Source material start
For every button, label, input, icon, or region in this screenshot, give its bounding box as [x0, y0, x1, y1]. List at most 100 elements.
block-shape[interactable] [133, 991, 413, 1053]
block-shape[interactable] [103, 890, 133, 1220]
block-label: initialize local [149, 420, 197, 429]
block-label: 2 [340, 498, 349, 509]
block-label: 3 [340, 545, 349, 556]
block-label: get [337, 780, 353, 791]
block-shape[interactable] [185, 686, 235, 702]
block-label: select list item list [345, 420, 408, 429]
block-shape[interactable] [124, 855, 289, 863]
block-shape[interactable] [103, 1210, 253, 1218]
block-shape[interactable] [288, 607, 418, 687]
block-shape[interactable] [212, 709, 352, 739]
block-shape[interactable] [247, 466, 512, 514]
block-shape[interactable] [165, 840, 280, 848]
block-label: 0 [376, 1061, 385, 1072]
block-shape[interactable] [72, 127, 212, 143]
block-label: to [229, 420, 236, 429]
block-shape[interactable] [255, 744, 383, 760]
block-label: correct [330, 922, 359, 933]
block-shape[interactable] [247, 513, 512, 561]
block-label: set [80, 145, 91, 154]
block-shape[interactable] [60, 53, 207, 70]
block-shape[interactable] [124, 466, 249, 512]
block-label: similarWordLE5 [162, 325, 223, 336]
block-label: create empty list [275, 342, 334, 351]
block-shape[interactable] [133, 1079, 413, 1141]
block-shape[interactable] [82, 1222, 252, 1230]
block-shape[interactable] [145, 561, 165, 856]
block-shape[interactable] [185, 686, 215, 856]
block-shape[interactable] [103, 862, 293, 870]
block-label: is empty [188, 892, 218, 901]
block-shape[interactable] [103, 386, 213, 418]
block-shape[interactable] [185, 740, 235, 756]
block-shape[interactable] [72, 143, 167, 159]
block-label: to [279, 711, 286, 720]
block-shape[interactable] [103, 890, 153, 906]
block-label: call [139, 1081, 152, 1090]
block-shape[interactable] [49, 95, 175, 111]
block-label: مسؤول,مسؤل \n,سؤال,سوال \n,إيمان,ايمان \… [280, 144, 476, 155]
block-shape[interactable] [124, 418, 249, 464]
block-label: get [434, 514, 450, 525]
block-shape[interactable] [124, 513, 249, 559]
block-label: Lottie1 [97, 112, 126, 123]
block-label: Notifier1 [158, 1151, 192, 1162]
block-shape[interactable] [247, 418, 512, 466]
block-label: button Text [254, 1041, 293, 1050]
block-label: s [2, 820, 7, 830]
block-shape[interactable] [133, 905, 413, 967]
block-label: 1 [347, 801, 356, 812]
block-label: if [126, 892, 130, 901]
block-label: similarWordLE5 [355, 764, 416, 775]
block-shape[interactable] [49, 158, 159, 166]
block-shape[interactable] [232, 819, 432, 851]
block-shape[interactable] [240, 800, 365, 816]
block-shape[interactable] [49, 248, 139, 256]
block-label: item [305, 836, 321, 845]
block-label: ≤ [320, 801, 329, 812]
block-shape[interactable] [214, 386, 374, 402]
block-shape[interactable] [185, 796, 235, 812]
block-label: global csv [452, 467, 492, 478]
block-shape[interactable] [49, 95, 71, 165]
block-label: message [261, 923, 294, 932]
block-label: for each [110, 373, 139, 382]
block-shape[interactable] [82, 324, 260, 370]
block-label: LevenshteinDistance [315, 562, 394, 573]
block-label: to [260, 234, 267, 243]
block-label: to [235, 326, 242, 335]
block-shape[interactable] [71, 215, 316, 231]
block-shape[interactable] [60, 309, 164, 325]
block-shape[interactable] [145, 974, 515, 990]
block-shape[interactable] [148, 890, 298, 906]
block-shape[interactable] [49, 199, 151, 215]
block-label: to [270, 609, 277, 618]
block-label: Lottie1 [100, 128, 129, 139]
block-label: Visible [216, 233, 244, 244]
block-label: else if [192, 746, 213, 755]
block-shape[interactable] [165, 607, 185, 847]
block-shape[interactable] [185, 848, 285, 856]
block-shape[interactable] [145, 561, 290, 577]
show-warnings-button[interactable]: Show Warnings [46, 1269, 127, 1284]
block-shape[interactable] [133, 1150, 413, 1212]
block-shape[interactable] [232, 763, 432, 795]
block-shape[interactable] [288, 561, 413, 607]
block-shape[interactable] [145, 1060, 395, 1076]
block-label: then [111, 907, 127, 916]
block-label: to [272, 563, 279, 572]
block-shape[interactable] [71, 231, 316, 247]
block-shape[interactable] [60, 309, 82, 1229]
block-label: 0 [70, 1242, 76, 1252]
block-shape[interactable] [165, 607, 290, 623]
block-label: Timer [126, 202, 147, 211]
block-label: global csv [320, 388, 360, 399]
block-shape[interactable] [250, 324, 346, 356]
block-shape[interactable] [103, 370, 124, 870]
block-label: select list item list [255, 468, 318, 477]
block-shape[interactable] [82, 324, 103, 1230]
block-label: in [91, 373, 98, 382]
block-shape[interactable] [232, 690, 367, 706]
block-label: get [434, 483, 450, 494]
Source material end
Task brief
Output the lines of every record exactly as they appear, with nothing changed.

Output
For every button, label, input, icon, or region in this screenshot, give its bounding box as [x0, y0, x1, y1]. List at most 100 elements.
block-shape[interactable] [133, 991, 413, 1053]
block-shape[interactable] [103, 890, 133, 1220]
block-label: initialize local [149, 420, 197, 429]
block-label: 2 [340, 498, 349, 509]
block-label: 3 [340, 545, 349, 556]
block-label: get [337, 780, 353, 791]
block-shape[interactable] [185, 686, 235, 702]
block-label: select list item list [345, 420, 408, 429]
block-shape[interactable] [124, 855, 289, 863]
block-shape[interactable] [103, 1210, 253, 1218]
block-shape[interactable] [288, 607, 418, 687]
block-shape[interactable] [212, 709, 352, 739]
block-shape[interactable] [247, 466, 512, 514]
block-shape[interactable] [165, 840, 280, 848]
block-label: 0 [376, 1061, 385, 1072]
block-shape[interactable] [72, 127, 212, 143]
block-label: to [229, 420, 236, 429]
block-shape[interactable] [255, 744, 383, 760]
block-label: correct [330, 922, 359, 933]
block-shape[interactable] [247, 513, 512, 561]
block-label: set [80, 145, 91, 154]
block-shape[interactable] [60, 53, 207, 70]
block-shape[interactable] [124, 466, 249, 512]
block-label: similarWordLE5 [162, 325, 223, 336]
block-label: create empty list [275, 342, 334, 351]
block-shape[interactable] [133, 1079, 413, 1141]
block-shape[interactable] [82, 1222, 252, 1230]
block-shape[interactable] [145, 561, 165, 856]
block-shape[interactable] [185, 686, 215, 856]
block-shape[interactable] [103, 862, 293, 870]
block-label: is empty [188, 892, 218, 901]
block-shape[interactable] [103, 386, 213, 418]
block-shape[interactable] [185, 740, 235, 756]
block-shape[interactable] [72, 143, 167, 159]
block-label: to [279, 711, 286, 720]
block-shape[interactable] [103, 890, 153, 906]
block-label: call [139, 1081, 152, 1090]
block-shape[interactable] [49, 95, 175, 111]
block-label: مسؤول,مسؤل \n,سؤال,سوال \n,إيمان,ايمان \… [280, 144, 476, 155]
block-shape[interactable] [124, 418, 249, 464]
block-label: get [434, 514, 450, 525]
block-shape[interactable] [124, 513, 249, 559]
block-label: Lottie1 [97, 112, 126, 123]
block-label: Notifier1 [158, 1151, 192, 1162]
block-shape[interactable] [247, 418, 512, 466]
block-label: button Text [254, 1041, 293, 1050]
block-label: s [2, 820, 7, 830]
block-shape[interactable] [133, 905, 413, 967]
block-label: 1 [347, 801, 356, 812]
block-label: if [126, 892, 130, 901]
block-label: similarWordLE5 [355, 764, 416, 775]
block-shape[interactable] [49, 158, 159, 166]
block-shape[interactable] [232, 819, 432, 851]
block-shape[interactable] [240, 800, 365, 816]
block-shape[interactable] [49, 248, 139, 256]
block-label: item [305, 836, 321, 845]
block-label: ≤ [320, 801, 329, 812]
block-shape[interactable] [214, 386, 374, 402]
block-shape[interactable] [185, 796, 235, 812]
block-label: global csv [452, 467, 492, 478]
block-shape[interactable] [49, 95, 71, 165]
block-label: message [261, 923, 294, 932]
block-label: for each [110, 373, 139, 382]
block-shape[interactable] [82, 324, 260, 370]
block-label: LevenshteinDistance [315, 562, 394, 573]
block-label: to [260, 234, 267, 243]
block-label: to [235, 326, 242, 335]
block-shape[interactable] [71, 215, 316, 231]
block-shape[interactable] [60, 309, 164, 325]
block-shape[interactable] [145, 974, 515, 990]
block-shape[interactable] [148, 890, 298, 906]
block-shape[interactable] [49, 199, 151, 215]
block-label: to [270, 609, 277, 618]
block-label: Lottie1 [100, 128, 129, 139]
block-label: Visible [216, 233, 244, 244]
block-label: else if [192, 746, 213, 755]
block-shape[interactable] [165, 607, 185, 847]
block-shape[interactable] [185, 848, 285, 856]
block-shape[interactable] [145, 561, 290, 577]
show-warnings-button[interactable]: Show Warnings [46, 1269, 127, 1284]
block-shape[interactable] [133, 1150, 413, 1212]
block-shape[interactable] [232, 763, 432, 795]
block-shape[interactable] [288, 561, 413, 607]
block-shape[interactable] [145, 1060, 395, 1076]
block-label: then [111, 907, 127, 916]
block-label: to [272, 563, 279, 572]
block-shape[interactable] [71, 231, 316, 247]
block-shape[interactable] [60, 309, 82, 1229]
block-label: 0 [70, 1242, 76, 1252]
block-shape[interactable] [165, 607, 290, 623]
block-label: Timer [126, 202, 147, 211]
block-label: global csv [320, 388, 360, 399]
block-shape[interactable] [250, 324, 346, 356]
block-shape[interactable] [103, 370, 124, 870]
block-label: select list item list [255, 468, 318, 477]
block-shape[interactable] [82, 324, 103, 1230]
block-label: in [91, 373, 98, 382]
block-shape[interactable] [232, 690, 367, 706]
block-label: get [434, 483, 450, 494]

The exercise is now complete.